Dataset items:
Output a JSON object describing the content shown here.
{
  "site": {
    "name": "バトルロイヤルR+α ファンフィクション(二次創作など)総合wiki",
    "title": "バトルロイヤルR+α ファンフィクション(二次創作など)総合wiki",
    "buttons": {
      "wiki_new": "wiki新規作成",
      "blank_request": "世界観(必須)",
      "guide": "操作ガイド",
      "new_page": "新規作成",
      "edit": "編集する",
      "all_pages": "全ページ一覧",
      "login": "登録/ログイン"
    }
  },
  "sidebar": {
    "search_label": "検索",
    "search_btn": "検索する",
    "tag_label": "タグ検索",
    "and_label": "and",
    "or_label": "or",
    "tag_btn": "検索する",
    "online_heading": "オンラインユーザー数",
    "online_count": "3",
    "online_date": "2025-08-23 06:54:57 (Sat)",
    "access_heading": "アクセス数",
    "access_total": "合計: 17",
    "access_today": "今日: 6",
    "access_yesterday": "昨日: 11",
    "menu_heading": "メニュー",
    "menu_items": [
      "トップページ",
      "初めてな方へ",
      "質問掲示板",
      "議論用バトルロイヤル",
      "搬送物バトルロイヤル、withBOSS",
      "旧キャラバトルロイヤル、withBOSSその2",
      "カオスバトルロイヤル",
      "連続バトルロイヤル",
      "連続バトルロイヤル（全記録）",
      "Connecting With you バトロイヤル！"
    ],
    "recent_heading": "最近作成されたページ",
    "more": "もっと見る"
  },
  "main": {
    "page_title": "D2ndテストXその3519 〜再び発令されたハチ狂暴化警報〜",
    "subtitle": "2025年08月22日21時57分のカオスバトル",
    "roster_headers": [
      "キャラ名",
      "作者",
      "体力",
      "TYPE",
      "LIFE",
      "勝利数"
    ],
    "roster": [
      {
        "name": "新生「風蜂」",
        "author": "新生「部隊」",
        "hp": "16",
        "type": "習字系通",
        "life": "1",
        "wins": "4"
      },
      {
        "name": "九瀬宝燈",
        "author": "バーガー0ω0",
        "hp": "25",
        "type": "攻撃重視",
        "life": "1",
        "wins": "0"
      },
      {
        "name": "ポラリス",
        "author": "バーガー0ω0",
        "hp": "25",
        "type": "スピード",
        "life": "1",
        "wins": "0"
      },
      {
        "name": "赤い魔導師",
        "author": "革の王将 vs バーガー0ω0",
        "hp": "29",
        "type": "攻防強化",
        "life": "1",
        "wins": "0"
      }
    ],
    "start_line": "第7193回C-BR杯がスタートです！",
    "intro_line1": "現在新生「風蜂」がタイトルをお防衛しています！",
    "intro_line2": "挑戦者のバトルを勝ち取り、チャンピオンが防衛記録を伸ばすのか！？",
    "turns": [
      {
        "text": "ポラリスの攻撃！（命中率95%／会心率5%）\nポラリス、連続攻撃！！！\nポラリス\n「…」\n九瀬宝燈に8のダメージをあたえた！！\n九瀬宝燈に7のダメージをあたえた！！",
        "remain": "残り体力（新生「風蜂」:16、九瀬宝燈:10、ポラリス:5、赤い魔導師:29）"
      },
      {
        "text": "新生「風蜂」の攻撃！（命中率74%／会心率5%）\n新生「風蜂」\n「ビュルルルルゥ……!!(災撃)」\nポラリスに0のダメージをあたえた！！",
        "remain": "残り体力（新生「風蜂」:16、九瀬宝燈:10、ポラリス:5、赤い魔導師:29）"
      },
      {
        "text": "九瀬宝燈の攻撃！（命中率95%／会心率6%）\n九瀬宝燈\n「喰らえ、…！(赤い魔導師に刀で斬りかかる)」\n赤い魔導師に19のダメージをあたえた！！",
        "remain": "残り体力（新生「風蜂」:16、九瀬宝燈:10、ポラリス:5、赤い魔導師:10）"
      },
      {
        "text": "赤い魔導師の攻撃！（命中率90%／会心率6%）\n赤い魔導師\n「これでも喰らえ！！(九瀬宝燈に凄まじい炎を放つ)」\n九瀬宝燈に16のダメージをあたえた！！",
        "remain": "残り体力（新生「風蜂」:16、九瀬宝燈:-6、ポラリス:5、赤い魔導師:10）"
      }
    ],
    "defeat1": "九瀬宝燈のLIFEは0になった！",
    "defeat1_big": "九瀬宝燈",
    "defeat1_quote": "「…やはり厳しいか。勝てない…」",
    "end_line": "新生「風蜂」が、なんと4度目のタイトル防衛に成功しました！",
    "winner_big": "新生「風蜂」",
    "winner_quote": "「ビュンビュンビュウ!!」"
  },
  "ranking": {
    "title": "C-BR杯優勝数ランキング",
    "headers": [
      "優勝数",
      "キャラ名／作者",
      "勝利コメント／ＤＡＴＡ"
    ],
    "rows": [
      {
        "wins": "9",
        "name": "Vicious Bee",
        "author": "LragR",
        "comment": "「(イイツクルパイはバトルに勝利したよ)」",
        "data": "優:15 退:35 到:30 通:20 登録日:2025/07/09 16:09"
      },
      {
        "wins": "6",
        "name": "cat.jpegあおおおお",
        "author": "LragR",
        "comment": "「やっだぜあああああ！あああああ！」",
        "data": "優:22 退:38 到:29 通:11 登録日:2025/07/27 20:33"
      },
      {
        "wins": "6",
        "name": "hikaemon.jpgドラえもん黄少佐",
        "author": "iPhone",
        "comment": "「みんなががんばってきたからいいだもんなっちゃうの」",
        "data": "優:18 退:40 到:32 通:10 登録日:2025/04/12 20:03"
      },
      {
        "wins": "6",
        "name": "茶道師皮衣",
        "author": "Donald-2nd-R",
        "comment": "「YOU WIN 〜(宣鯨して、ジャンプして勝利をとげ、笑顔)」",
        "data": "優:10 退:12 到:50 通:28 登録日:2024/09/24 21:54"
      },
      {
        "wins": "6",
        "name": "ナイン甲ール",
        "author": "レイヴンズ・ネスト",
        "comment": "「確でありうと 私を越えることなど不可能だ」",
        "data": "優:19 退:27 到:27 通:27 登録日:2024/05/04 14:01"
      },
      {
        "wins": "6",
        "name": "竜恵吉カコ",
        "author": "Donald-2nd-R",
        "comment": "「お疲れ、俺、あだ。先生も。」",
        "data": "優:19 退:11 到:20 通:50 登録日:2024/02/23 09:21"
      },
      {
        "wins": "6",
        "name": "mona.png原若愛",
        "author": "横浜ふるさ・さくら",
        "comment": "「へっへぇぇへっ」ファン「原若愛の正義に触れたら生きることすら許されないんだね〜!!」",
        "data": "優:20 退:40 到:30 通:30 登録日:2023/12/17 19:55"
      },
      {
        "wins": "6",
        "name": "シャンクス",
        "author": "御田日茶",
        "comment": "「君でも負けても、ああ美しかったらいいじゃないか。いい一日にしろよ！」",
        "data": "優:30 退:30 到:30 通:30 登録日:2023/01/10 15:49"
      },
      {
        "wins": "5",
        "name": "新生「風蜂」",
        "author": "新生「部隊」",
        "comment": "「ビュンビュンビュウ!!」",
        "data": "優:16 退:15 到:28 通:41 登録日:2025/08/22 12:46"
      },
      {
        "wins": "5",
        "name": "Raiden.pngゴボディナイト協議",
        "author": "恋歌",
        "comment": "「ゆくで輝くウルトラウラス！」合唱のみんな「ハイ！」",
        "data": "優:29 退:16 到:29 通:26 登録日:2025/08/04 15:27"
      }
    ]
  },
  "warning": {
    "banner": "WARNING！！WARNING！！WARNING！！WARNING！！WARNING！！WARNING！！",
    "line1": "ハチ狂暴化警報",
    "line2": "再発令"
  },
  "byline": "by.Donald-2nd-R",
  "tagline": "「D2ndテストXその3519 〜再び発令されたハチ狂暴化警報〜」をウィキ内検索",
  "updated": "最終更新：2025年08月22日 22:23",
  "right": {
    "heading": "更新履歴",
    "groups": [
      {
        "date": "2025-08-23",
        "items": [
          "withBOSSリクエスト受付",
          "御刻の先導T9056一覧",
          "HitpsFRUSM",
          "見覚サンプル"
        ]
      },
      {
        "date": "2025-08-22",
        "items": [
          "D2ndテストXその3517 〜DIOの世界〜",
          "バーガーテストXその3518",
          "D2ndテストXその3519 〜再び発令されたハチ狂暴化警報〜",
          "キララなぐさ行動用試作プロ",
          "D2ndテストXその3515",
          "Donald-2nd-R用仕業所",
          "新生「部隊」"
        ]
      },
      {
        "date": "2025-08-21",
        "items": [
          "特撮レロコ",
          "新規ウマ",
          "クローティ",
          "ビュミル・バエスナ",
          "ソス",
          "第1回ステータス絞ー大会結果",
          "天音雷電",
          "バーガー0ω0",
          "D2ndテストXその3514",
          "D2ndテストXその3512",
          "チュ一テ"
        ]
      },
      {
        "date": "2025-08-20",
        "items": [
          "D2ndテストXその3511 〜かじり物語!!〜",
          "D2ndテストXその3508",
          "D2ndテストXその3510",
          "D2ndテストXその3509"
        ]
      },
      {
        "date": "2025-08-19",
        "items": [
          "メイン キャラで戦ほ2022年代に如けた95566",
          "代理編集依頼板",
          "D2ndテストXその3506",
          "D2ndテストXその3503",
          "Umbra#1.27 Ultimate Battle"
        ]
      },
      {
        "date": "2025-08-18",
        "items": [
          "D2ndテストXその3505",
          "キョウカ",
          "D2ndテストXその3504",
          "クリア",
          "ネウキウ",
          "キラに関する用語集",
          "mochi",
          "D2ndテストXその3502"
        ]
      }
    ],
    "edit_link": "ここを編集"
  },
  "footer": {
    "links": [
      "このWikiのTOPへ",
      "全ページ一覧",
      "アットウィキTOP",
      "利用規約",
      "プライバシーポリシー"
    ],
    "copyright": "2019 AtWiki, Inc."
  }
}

* **To do**
Copy every line of the material in which the word "Donald" occurs.

* **Task output**
        "author": "Donald-2nd-R",
        "author": "Donald-2nd-R",
  "byline": "by.Donald-2nd-R",
          "Donald-2nd-R用仕業所",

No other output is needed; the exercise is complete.